● **Instructions for the task**:
Skip the pictures and extract all of the lines exactly as written.

● **Records shown**:
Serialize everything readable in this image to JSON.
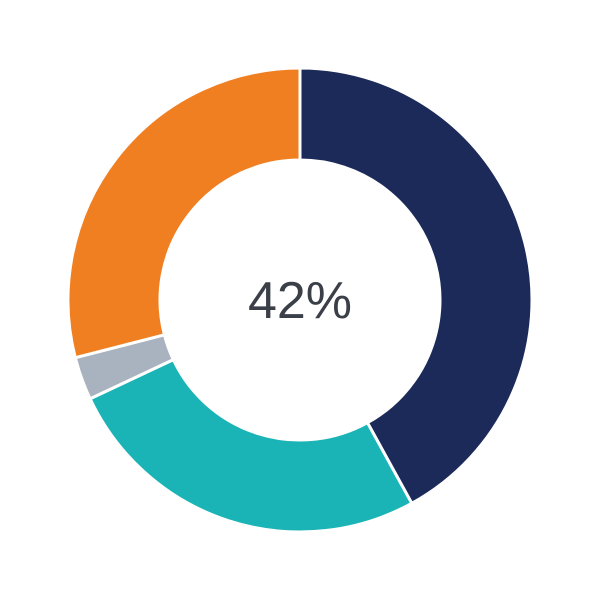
{
  "chart_data": {
    "type": "pie",
    "donut": true,
    "center_label": "42%",
    "slices": [
      {
        "value": 42,
        "color": "#1c2a5a"
      },
      {
        "value": 26,
        "color": "#1ab4b6"
      },
      {
        "value": 3,
        "color": "#a9b2bf"
      },
      {
        "value": 29,
        "color": "#f07f22"
      }
    ],
    "start": "top",
    "direction": "clockwise",
    "legend": "none"
  }
}
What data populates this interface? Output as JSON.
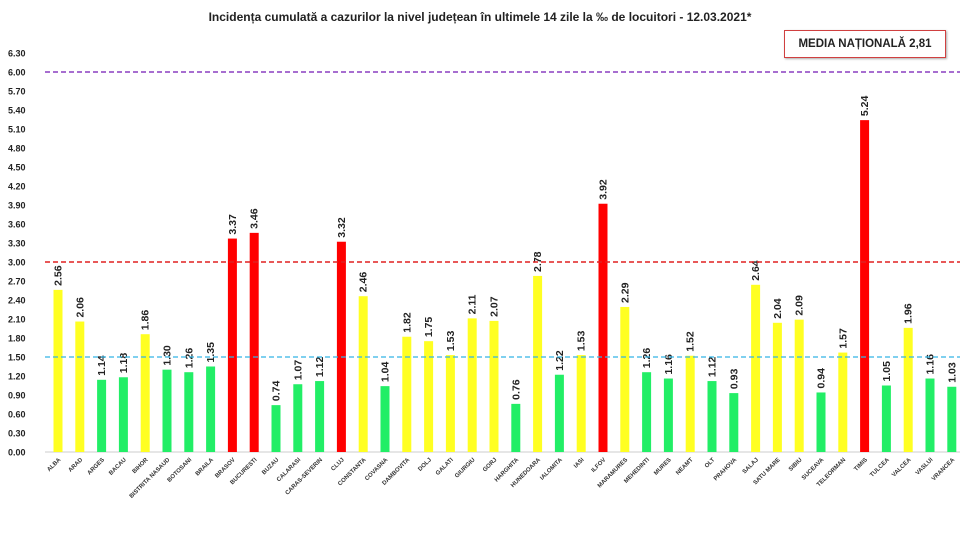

● **The result**:
Serialize everything readable in this image to JSON.
{
  "chart_data": {
    "type": "pie",
    "donut": true,
    "center_label": "42%",
    "slices": [
      {
        "value": 42,
        "color": "#1c2a5a"
      },
      {
        "value": 26,
        "color": "#1ab4b6"
      },
      {
        "value": 3,
        "color": "#a9b2bf"
      },
      {
        "value": 29,
        "color": "#f07f22"
      }
    ],
    "start": "top",
    "direction": "clockwise",
    "legend": "none"
  }
}
What data populates this interface? Output as JSON.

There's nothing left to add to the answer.